What you have to do
What follows is a listing to be transcribed exactly.

Items
◆ ◆ ◆ ◆ ◆ ◆ ◆
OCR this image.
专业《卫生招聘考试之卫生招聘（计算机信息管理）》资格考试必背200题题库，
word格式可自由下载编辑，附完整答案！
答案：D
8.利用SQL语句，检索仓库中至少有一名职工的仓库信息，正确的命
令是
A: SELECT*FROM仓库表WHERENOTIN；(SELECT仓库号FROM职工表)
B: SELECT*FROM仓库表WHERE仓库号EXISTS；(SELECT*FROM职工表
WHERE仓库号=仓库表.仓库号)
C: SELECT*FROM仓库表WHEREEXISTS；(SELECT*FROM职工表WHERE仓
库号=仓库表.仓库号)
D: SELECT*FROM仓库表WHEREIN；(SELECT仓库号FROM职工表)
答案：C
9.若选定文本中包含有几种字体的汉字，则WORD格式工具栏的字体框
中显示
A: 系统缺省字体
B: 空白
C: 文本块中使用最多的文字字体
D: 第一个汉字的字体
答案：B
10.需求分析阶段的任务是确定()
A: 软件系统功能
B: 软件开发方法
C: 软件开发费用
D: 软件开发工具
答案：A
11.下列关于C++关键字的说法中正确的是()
◆ ◆ ◆ ◆ ◆ ◆ ◆
Reply
OCR this image.
专业《卫生招聘考试之卫生招聘（计算机信息管理）》资格考试必背200题题库，
word格式可自由下载编辑，附完整答案！
答案：D
8.利用SQL语句，检索仓库中至少有一名职工的仓库信息，正确的命
令是
A: SELECT*FROM仓库表WHERENOTIN；(SELECT仓库号FROM职工表)
B: SELECT*FROM仓库表WHERE仓库号EXISTS；(SELECT*FROM职工表
WHERE仓库号=仓库表.仓库号)
C: SELECT*FROM仓库表WHEREEXISTS；(SELECT*FROM职工表WHERE仓
库号=仓库表.仓库号)
D: SELECT*FROM仓库表WHEREIN；(SELECT仓库号FROM职工表)
答案：C
9.若选定文本中包含有几种字体的汉字，则WORD格式工具栏的字体框
中显示
A: 系统缺省字体
B: 空白
C: 文本块中使用最多的文字字体
D: 第一个汉字的字体
答案：B
10.需求分析阶段的任务是确定()
A: 软件系统功能
B: 软件开发方法
C: 软件开发费用
D: 软件开发工具
答案：A
11.下列关于C++关键字的说法中正确的是()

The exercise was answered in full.